- [Your task]: Copy every line of the data exactly, leaving nothing out.

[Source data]
§ §

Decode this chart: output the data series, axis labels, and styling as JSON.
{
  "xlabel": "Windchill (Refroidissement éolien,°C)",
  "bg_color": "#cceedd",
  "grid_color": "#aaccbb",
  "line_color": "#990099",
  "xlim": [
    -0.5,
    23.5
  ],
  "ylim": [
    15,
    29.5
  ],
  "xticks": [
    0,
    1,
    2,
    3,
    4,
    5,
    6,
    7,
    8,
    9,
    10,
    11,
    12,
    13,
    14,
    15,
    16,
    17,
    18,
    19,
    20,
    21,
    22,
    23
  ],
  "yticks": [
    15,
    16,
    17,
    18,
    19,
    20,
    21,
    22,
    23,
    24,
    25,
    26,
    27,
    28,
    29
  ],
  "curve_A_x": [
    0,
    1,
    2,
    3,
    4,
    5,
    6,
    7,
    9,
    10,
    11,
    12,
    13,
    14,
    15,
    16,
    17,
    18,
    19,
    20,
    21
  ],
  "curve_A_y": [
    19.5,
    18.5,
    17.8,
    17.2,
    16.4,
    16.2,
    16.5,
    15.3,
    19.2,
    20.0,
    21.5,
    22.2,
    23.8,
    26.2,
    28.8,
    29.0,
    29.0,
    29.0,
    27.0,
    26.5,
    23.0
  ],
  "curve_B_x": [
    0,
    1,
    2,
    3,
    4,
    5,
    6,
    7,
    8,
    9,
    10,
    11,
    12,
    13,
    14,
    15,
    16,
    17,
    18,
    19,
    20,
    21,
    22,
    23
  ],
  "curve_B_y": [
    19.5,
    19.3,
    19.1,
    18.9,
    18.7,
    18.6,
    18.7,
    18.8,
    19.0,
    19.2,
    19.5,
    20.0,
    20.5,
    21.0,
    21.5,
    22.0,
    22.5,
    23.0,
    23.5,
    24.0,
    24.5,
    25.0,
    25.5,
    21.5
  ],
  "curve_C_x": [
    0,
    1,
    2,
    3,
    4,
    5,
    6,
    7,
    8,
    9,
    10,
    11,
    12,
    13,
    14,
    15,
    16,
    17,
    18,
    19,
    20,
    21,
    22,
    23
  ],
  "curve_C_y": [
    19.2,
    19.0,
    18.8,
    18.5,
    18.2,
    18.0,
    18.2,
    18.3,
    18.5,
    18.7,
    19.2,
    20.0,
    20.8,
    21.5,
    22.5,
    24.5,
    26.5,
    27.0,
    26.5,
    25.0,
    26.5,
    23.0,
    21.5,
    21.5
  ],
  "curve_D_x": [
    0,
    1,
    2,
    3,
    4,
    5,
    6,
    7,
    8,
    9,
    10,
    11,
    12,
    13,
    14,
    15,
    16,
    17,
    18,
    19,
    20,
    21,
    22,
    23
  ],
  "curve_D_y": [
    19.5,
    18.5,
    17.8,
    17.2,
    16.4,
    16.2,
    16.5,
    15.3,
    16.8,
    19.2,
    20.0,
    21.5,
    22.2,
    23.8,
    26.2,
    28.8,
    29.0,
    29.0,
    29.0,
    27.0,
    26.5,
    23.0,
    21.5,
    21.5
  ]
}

§ §

- [Answer below]:
Decode this chart: output the data series, axis labels, and styling as JSON.
{
  "xlabel": "Windchill (Refroidissement éolien,°C)",
  "bg_color": "#cceedd",
  "grid_color": "#aaccbb",
  "line_color": "#990099",
  "xlim": [
    -0.5,
    23.5
  ],
  "ylim": [
    15,
    29.5
  ],
  "xticks": [
    0,
    1,
    2,
    3,
    4,
    5,
    6,
    7,
    8,
    9,
    10,
    11,
    12,
    13,
    14,
    15,
    16,
    17,
    18,
    19,
    20,
    21,
    22,
    23
  ],
  "yticks": [
    15,
    16,
    17,
    18,
    19,
    20,
    21,
    22,
    23,
    24,
    25,
    26,
    27,
    28,
    29
  ],
  "curve_A_x": [
    0,
    1,
    2,
    3,
    4,
    5,
    6,
    7,
    9,
    10,
    11,
    12,
    13,
    14,
    15,
    16,
    17,
    18,
    19,
    20,
    21
  ],
  "curve_A_y": [
    19.5,
    18.5,
    17.8,
    17.2,
    16.4,
    16.2,
    16.5,
    15.3,
    19.2,
    20.0,
    21.5,
    22.2,
    23.8,
    26.2,
    28.8,
    29.0,
    29.0,
    29.0,
    27.0,
    26.5,
    23.0
  ],
  "curve_B_x": [
    0,
    1,
    2,
    3,
    4,
    5,
    6,
    7,
    8,
    9,
    10,
    11,
    12,
    13,
    14,
    15,
    16,
    17,
    18,
    19,
    20,
    21,
    22,
    23
  ],
  "curve_B_y": [
    19.5,
    19.3,
    19.1,
    18.9,
    18.7,
    18.6,
    18.7,
    18.8,
    19.0,
    19.2,
    19.5,
    20.0,
    20.5,
    21.0,
    21.5,
    22.0,
    22.5,
    23.0,
    23.5,
    24.0,
    24.5,
    25.0,
    25.5,
    21.5
  ],
  "curve_C_x": [
    0,
    1,
    2,
    3,
    4,
    5,
    6,
    7,
    8,
    9,
    10,
    11,
    12,
    13,
    14,
    15,
    16,
    17,
    18,
    19,
    20,
    21,
    22,
    23
  ],
  "curve_C_y": [
    19.2,
    19.0,
    18.8,
    18.5,
    18.2,
    18.0,
    18.2,
    18.3,
    18.5,
    18.7,
    19.2,
    20.0,
    20.8,
    21.5,
    22.5,
    24.5,
    26.5,
    27.0,
    26.5,
    25.0,
    26.5,
    23.0,
    21.5,
    21.5
  ],
  "curve_D_x": [
    0,
    1,
    2,
    3,
    4,
    5,
    6,
    7,
    8,
    9,
    10,
    11,
    12,
    13,
    14,
    15,
    16,
    17,
    18,
    19,
    20,
    21,
    22,
    23
  ],
  "curve_D_y": [
    19.5,
    18.5,
    17.8,
    17.2,
    16.4,
    16.2,
    16.5,
    15.3,
    16.8,
    19.2,
    20.0,
    21.5,
    22.2,
    23.8,
    26.2,
    28.8,
    29.0,
    29.0,
    29.0,
    27.0,
    26.5,
    23.0,
    21.5,
    21.5
  ]
}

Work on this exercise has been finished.